▸ **Written exercise A**
From the essay on lunch, copy word for word the passage that begins at the words "Lunch is a wonderful" and stops after "your dinner time.".
▸ **Written exercise B**
Name every meal mentioned in the essay on lunch.

Lunch is a wonderful thing, unlike supper which acts as a full stop to the day. What sort of basis for a party is that – where you eat your supper and then fall full into bed? Lunch, on the other hand, brims with potential. I’m sure there’s a correlation between how good your lunch has been and the potential of your afternoon. But dinner? This spells disaster: I sometimes feel there is a finite amount of talking one can do in a day. As the evening looms so your appetite wanes – or at least mine does – especially if you’ve lunched well. (Unfortunately lunch and dinner don’t get on as well as you might hope.) There are few moments that reach such culinary appropriateness as eating cheese on toast in bed while watching Game of Thrones. Now there’s a way to spend your dinner time.

Do not think I am against meals with friends; indeed I can scarcely muster an appetite when I’m alone. This is where we run into trouble: when someone joins me they expect to do lunch not just to have lunch, so those who are after a demi-lunch tend to give me a wide berth around midday. (What happened to innocent until proven guilty?) This means that those who do join me have expectations that must be met: before you know it the lunch is being done properly, the afternoon fulfils its potential and suddenly you are in no mood for dinner.

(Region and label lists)
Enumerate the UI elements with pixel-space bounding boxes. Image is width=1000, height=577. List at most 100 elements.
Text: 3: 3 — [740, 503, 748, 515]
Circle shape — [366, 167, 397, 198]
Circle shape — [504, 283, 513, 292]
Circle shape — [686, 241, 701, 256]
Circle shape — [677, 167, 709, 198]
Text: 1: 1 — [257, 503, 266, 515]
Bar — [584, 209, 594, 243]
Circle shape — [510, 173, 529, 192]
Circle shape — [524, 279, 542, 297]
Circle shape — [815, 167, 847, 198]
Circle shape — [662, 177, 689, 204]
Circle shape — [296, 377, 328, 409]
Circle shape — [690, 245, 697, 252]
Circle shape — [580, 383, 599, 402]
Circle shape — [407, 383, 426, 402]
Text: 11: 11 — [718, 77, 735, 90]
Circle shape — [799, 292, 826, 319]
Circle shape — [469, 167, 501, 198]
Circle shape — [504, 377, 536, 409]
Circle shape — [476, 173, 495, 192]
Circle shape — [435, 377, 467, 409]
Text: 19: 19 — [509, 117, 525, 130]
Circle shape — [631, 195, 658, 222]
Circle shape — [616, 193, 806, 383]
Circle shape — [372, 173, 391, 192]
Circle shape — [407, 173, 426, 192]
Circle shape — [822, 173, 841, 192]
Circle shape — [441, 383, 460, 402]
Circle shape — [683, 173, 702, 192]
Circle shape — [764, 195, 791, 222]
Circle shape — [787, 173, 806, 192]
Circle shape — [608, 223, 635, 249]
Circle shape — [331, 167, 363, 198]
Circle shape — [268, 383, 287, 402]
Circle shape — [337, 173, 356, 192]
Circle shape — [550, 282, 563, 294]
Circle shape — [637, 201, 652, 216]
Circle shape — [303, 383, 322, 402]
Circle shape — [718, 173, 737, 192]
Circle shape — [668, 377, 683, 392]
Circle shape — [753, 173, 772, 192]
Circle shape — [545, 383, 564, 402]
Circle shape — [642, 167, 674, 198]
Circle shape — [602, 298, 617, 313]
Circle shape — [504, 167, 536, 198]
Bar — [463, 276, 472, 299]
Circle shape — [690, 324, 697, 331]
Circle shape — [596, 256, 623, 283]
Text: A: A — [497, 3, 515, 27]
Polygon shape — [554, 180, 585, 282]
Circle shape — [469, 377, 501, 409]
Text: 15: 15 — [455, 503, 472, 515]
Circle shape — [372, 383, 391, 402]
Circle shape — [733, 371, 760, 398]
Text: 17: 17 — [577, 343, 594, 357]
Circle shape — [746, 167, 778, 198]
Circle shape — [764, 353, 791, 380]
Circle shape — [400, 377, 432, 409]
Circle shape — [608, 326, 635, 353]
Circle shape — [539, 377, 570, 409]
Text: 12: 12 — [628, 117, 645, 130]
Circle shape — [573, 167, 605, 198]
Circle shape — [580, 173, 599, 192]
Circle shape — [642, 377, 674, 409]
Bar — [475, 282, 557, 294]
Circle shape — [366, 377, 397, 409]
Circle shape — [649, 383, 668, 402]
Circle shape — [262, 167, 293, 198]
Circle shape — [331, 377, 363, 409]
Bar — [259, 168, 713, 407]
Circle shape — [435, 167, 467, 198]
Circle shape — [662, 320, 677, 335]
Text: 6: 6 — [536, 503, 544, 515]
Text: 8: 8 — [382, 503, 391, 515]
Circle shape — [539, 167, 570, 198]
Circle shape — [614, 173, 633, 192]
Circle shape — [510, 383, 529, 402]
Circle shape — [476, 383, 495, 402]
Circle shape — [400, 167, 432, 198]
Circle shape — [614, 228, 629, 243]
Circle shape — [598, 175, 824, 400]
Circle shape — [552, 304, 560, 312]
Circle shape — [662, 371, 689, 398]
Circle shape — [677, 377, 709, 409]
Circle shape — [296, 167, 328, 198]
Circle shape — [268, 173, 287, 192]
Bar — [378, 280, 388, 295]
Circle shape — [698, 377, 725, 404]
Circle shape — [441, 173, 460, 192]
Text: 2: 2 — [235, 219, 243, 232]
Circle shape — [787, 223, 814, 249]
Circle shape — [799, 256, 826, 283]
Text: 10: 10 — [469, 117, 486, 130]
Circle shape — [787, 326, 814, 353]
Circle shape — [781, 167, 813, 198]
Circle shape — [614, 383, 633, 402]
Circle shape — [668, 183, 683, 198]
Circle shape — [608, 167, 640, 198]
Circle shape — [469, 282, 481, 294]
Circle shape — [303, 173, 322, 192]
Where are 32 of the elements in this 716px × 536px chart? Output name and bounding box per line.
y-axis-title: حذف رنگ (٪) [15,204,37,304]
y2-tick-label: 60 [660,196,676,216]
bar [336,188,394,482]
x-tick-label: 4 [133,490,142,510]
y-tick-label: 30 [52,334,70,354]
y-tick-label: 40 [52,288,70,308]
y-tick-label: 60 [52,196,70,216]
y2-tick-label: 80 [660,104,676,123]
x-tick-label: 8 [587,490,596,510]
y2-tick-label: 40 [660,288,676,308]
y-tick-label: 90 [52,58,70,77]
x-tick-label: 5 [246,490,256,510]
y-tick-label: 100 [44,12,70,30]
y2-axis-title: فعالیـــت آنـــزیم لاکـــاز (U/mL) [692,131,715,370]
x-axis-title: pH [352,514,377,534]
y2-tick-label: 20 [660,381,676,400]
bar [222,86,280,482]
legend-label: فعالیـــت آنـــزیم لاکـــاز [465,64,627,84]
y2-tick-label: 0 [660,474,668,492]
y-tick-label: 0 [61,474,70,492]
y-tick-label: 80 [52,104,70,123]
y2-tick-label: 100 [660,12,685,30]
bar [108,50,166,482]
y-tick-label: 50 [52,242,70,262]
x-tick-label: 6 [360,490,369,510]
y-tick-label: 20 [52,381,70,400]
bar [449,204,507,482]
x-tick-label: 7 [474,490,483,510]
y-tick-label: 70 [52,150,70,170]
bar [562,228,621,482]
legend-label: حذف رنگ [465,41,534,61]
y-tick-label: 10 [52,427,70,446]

▸ **Complete output A**
Lunch is a wonderful thing, unlike supper which acts as a full stop to the day. What sort of basis for a party is that – where you eat your supper and then fall full into bed? Lunch, on the other hand, brims with potential. I’m sure there’s a correlation between how good your lunch has been and the potential of your afternoon. But dinner? This spells disaster: I sometimes feel there is a finite amount of talking one can do in a day. As the evening looms so your appetite wanes – or at least mine does – especially if you’ve lunched well. (Unfortunately lunch and dinner don’t get on as well as you might hope.) There are few moments that reach such culinary appropriateness as eating cheese on toast in bed while watching Game of Thrones. Now there’s a way to spend your dinner time.

▸ **Complete output B**
Lunch, supper, dinner, demi-lunch